Data records:
* BEGIN *
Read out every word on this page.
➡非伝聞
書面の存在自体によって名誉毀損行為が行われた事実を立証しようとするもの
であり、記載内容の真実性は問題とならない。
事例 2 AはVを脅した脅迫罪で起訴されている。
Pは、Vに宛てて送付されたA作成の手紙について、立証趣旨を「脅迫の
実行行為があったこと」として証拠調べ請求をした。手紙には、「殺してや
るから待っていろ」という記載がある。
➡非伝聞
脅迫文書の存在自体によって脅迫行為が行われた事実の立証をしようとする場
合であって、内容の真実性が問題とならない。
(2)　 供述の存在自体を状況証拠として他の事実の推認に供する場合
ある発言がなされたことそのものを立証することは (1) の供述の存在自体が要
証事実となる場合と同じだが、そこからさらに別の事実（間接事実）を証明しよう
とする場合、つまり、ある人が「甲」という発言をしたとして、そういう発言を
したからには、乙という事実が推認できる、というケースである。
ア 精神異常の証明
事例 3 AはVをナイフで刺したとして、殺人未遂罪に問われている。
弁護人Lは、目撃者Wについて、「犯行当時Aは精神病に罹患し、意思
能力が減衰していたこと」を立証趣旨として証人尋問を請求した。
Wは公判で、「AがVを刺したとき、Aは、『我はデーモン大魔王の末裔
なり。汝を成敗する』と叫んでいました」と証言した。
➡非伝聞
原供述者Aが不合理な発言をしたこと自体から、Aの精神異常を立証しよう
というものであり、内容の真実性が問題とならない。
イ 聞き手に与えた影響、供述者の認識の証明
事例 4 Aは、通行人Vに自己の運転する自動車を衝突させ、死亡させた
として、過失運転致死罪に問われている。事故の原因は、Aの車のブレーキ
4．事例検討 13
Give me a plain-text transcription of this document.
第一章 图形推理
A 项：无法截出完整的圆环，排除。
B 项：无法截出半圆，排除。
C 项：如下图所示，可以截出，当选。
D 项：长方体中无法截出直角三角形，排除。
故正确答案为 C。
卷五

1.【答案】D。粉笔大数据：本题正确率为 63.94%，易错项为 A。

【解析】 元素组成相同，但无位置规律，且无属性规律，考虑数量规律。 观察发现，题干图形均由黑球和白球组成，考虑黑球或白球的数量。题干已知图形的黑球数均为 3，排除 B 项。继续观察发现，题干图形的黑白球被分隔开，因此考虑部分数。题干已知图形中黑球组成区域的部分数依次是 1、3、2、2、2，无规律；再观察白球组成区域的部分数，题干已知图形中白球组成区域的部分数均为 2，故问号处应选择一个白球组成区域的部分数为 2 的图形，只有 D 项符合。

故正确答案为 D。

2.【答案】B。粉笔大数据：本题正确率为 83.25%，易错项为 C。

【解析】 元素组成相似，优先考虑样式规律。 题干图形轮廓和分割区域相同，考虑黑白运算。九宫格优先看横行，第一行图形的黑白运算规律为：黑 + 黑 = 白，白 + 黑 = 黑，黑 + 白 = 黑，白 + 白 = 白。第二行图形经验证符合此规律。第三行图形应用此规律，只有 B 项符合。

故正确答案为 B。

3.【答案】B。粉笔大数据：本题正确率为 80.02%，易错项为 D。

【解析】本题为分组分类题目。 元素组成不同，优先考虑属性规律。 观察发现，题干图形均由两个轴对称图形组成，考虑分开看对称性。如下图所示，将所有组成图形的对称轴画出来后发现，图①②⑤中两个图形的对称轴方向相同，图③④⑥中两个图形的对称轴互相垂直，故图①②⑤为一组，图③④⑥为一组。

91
* END *
Problem to solve: Output each record exactly, leaving nothing out.

Written reply:
Read out every word on this page.
➡非伝聞
書面の存在自体によって名誉毀損行為が行われた事実を立証しようとするもの
であり、記載内容の真実性は問題とならない。
事例 2 AはVを脅した脅迫罪で起訴されている。
Pは、Vに宛てて送付されたA作成の手紙について、立証趣旨を「脅迫の
実行行為があったこと」として証拠調べ請求をした。手紙には、「殺してや
るから待っていろ」という記載がある。
➡非伝聞
脅迫文書の存在自体によって脅迫行為が行われた事実の立証をしようとする場
合であって、内容の真実性が問題とならない。
(2)　 供述の存在自体を状況証拠として他の事実の推認に供する場合
ある発言がなされたことそのものを立証することは (1) の供述の存在自体が要
証事実となる場合と同じだが、そこからさらに別の事実（間接事実）を証明しよう
とする場合、つまり、ある人が「甲」という発言をしたとして、そういう発言を
したからには、乙という事実が推認できる、というケースである。
ア 精神異常の証明
事例 3 AはVをナイフで刺したとして、殺人未遂罪に問われている。
弁護人Lは、目撃者Wについて、「犯行当時Aは精神病に罹患し、意思
能力が減衰していたこと」を立証趣旨として証人尋問を請求した。
Wは公判で、「AがVを刺したとき、Aは、『我はデーモン大魔王の末裔
なり。汝を成敗する』と叫んでいました」と証言した。
➡非伝聞
原供述者Aが不合理な発言をしたこと自体から、Aの精神異常を立証しよう
というものであり、内容の真実性が問題とならない。
イ 聞き手に与えた影響、供述者の認識の証明
事例 4 Aは、通行人Vに自己の運転する自動車を衝突させ、死亡させた
として、過失運転致死罪に問われている。事故の原因は、Aの車のブレーキ
4．事例検討 13
Give me a plain-text transcription of this document.
第一章 图形推理
A 项：无法截出完整的圆环，排除。
B 项：无法截出半圆，排除。
C 项：如下图所示，可以截出，当选。
D 项：长方体中无法截出直角三角形，排除。
故正确答案为 C。
卷五

1.【答案】D。粉笔大数据：本题正确率为 63.94%，易错项为 A。

【解析】 元素组成相同，但无位置规律，且无属性规律，考虑数量规律。 观察发现，题干图形均由黑球和白球组成，考虑黑球或白球的数量。题干已知图形的黑球数均为 3，排除 B 项。继续观察发现，题干图形的黑白球被分隔开，因此考虑部分数。题干已知图形中黑球组成区域的部分数依次是 1、3、2、2、2，无规律；再观察白球组成区域的部分数，题干已知图形中白球组成区域的部分数均为 2，故问号处应选择一个白球组成区域的部分数为 2 的图形，只有 D 项符合。

故正确答案为 D。

2.【答案】B。粉笔大数据：本题正确率为 83.25%，易错项为 C。

【解析】 元素组成相似，优先考虑样式规律。 题干图形轮廓和分割区域相同，考虑黑白运算。九宫格优先看横行，第一行图形的黑白运算规律为：黑 + 黑 = 白，白 + 黑 = 黑，黑 + 白 = 黑，白 + 白 = 白。第二行图形经验证符合此规律。第三行图形应用此规律，只有 B 项符合。

故正确答案为 B。

3.【答案】B。粉笔大数据：本题正确率为 80.02%，易错项为 D。

【解析】本题为分组分类题目。 元素组成不同，优先考虑属性规律。 观察发现，题干图形均由两个轴对称图形组成，考虑分开看对称性。如下图所示，将所有组成图形的对称轴画出来后发现，图①②⑤中两个图形的对称轴方向相同，图③④⑥中两个图形的对称轴互相垂直，故图①②⑤为一组，图③④⑥为一组。

91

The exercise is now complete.